## WHAT YOU NEED TO DO
Repeat the material below exactly, with no pictures.

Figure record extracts
* BEGIN *

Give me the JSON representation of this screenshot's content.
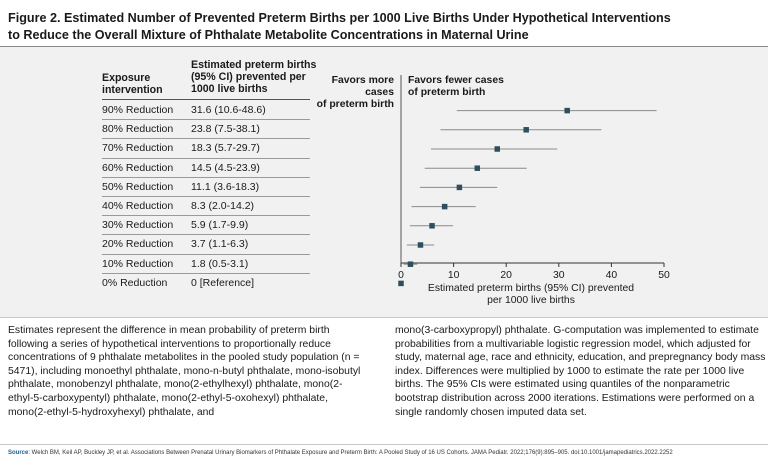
{
  "figure": {
    "title_line1": "Figure 2. Estimated Number of Prevented Preterm Births per 1000 Live Births Under Hypothetical Interventions",
    "title_line2": "to Reduce the Overall Mixture of Phthalate Metabolite Concentrations in Maternal Urine"
  },
  "table": {
    "col1_header_line1": "Exposure",
    "col1_header_line2": "intervention",
    "col2_header_line1": "Estimated preterm births",
    "col2_header_line2": "(95% CI) prevented per",
    "col2_header_line3": "1000 live births",
    "rows": [
      {
        "label": "90% Reduction",
        "ci": "31.6 (10.6-48.6)"
      },
      {
        "label": "80% Reduction",
        "ci": "23.8 (7.5-38.1)"
      },
      {
        "label": "70% Reduction",
        "ci": "18.3 (5.7-29.7)"
      },
      {
        "label": "60% Reduction",
        "ci": "14.5 (4.5-23.9)"
      },
      {
        "label": "50% Reduction",
        "ci": "11.1 (3.6-18.3)"
      },
      {
        "label": "40% Reduction",
        "ci": "8.3 (2.0-14.2)"
      },
      {
        "label": "30% Reduction",
        "ci": "5.9 (1.7-9.9)"
      },
      {
        "label": "20% Reduction",
        "ci": "3.7 (1.1-6.3)"
      },
      {
        "label": "10% Reduction",
        "ci": "1.8 (0.5-3.1)"
      },
      {
        "label": "0% Reduction",
        "ci": "0 [Reference]"
      }
    ]
  },
  "plot": {
    "favors_more_line1": "Favors more cases",
    "favors_more_line2": "of preterm birth",
    "favors_fewer_line1": "Favors fewer cases",
    "favors_fewer_line2": "of preterm birth",
    "xlabel_line1": "Estimated preterm births (95% CI) prevented",
    "xlabel_line2": "per 1000 live births"
  },
  "chart_data": {
    "type": "forest",
    "categories": [
      "90% Reduction",
      "80% Reduction",
      "70% Reduction",
      "60% Reduction",
      "50% Reduction",
      "40% Reduction",
      "30% Reduction",
      "20% Reduction",
      "10% Reduction",
      "0% Reduction"
    ],
    "estimates": [
      31.6,
      23.8,
      18.3,
      14.5,
      11.1,
      8.3,
      5.9,
      3.7,
      1.8,
      0
    ],
    "ci_low": [
      10.6,
      7.5,
      5.7,
      4.5,
      3.6,
      2.0,
      1.7,
      1.1,
      0.5,
      0
    ],
    "ci_high": [
      48.6,
      38.1,
      29.7,
      23.9,
      18.3,
      14.2,
      9.9,
      6.3,
      3.1,
      0
    ],
    "xlim": [
      0,
      50
    ],
    "xticks": [
      0,
      10,
      20,
      30,
      40,
      50
    ],
    "reference_line": 0,
    "xlabel": "Estimated preterm births (95% CI) prevented per 1000 live births",
    "marker_color": "#2f4f5f",
    "line_color": "#8a8a8a"
  },
  "caption": {
    "left": "Estimates represent the difference in mean probability of preterm birth following a series of hypothetical interventions to proportionally reduce concentrations of 9 phthalate metabolites in the pooled study population (n = 5471), including monoethyl phthalate, mono-n-butyl phthalate, mono-isobutyl phthalate, monobenzyl phthalate, mono(2-ethylhexyl) phthalate, mono(2-ethyl-5-carboxypentyl) phthalate, mono(2-ethyl-5-oxohexyl) phthalate, mono(2-ethyl-5-hydroxyhexyl) phthalate, and",
    "right": "mono(3-carboxypropyl) phthalate. G-computation was implemented to estimate probabilities from a multivariable logistic regression model, which adjusted for study, maternal age, race and ethnicity, education, and prepregnancy body mass index. Differences were multiplied by 1000 to estimate the rate per 1000 live births. The 95% CIs were estimated using quantiles of the nonparametric bootstrap distribution across 2000 iterations. Estimations were performed on a single randomly chosen imputed data set."
  },
  "source": {
    "tag": "Source",
    "text": ": Welch BM, Keil AP, Buckley JP, et al. Associations Between Prenatal Urinary Biomarkers of Phthalate Exposure and Preterm Birth: A Pooled Study of 16 US Cohorts. JAMA Pediatr. 2022;176(9):895–905. doi:10.1001/jamapediatrics.2022.2252"
  }
}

* END *

## EXERCISE OUTPUT
Give me the JSON representation of this screenshot's content.
{
  "figure": {
    "title_line1": "Figure 2. Estimated Number of Prevented Preterm Births per 1000 Live Births Under Hypothetical Interventions",
    "title_line2": "to Reduce the Overall Mixture of Phthalate Metabolite Concentrations in Maternal Urine"
  },
  "table": {
    "col1_header_line1": "Exposure",
    "col1_header_line2": "intervention",
    "col2_header_line1": "Estimated preterm births",
    "col2_header_line2": "(95% CI) prevented per",
    "col2_header_line3": "1000 live births",
    "rows": [
      {
        "label": "90% Reduction",
        "ci": "31.6 (10.6-48.6)"
      },
      {
        "label": "80% Reduction",
        "ci": "23.8 (7.5-38.1)"
      },
      {
        "label": "70% Reduction",
        "ci": "18.3 (5.7-29.7)"
      },
      {
        "label": "60% Reduction",
        "ci": "14.5 (4.5-23.9)"
      },
      {
        "label": "50% Reduction",
        "ci": "11.1 (3.6-18.3)"
      },
      {
        "label": "40% Reduction",
        "ci": "8.3 (2.0-14.2)"
      },
      {
        "label": "30% Reduction",
        "ci": "5.9 (1.7-9.9)"
      },
      {
        "label": "20% Reduction",
        "ci": "3.7 (1.1-6.3)"
      },
      {
        "label": "10% Reduction",
        "ci": "1.8 (0.5-3.1)"
      },
      {
        "label": "0% Reduction",
        "ci": "0 [Reference]"
      }
    ]
  },
  "plot": {
    "favors_more_line1": "Favors more cases",
    "favors_more_line2": "of preterm birth",
    "favors_fewer_line1": "Favors fewer cases",
    "favors_fewer_line2": "of preterm birth",
    "xlabel_line1": "Estimated preterm births (95% CI) prevented",
    "xlabel_line2": "per 1000 live births"
  },
  "chart_data": {
    "type": "forest",
    "categories": [
      "90% Reduction",
      "80% Reduction",
      "70% Reduction",
      "60% Reduction",
      "50% Reduction",
      "40% Reduction",
      "30% Reduction",
      "20% Reduction",
      "10% Reduction",
      "0% Reduction"
    ],
    "estimates": [
      31.6,
      23.8,
      18.3,
      14.5,
      11.1,
      8.3,
      5.9,
      3.7,
      1.8,
      0
    ],
    "ci_low": [
      10.6,
      7.5,
      5.7,
      4.5,
      3.6,
      2.0,
      1.7,
      1.1,
      0.5,
      0
    ],
    "ci_high": [
      48.6,
      38.1,
      29.7,
      23.9,
      18.3,
      14.2,
      9.9,
      6.3,
      3.1,
      0
    ],
    "xlim": [
      0,
      50
    ],
    "xticks": [
      0,
      10,
      20,
      30,
      40,
      50
    ],
    "reference_line": 0,
    "xlabel": "Estimated preterm births (95% CI) prevented per 1000 live births",
    "marker_color": "#2f4f5f",
    "line_color": "#8a8a8a"
  },
  "caption": {
    "left": "Estimates represent the difference in mean probability of preterm birth following a series of hypothetical interventions to proportionally reduce concentrations of 9 phthalate metabolites in the pooled study population (n = 5471), including monoethyl phthalate, mono-n-butyl phthalate, mono-isobutyl phthalate, monobenzyl phthalate, mono(2-ethylhexyl) phthalate, mono(2-ethyl-5-carboxypentyl) phthalate, mono(2-ethyl-5-oxohexyl) phthalate, mono(2-ethyl-5-hydroxyhexyl) phthalate, and",
    "right": "mono(3-carboxypropyl) phthalate. G-computation was implemented to estimate probabilities from a multivariable logistic regression model, which adjusted for study, maternal age, race and ethnicity, education, and prepregnancy body mass index. Differences were multiplied by 1000 to estimate the rate per 1000 live births. The 95% CIs were estimated using quantiles of the nonparametric bootstrap distribution across 2000 iterations. Estimations were performed on a single randomly chosen imputed data set."
  },
  "source": {
    "tag": "Source",
    "text": ": Welch BM, Keil AP, Buckley JP, et al. Associations Between Prenatal Urinary Biomarkers of Phthalate Exposure and Preterm Birth: A Pooled Study of 16 US Cohorts. JAMA Pediatr. 2022;176(9):895–905. doi:10.1001/jamapediatrics.2022.2252"
  }
}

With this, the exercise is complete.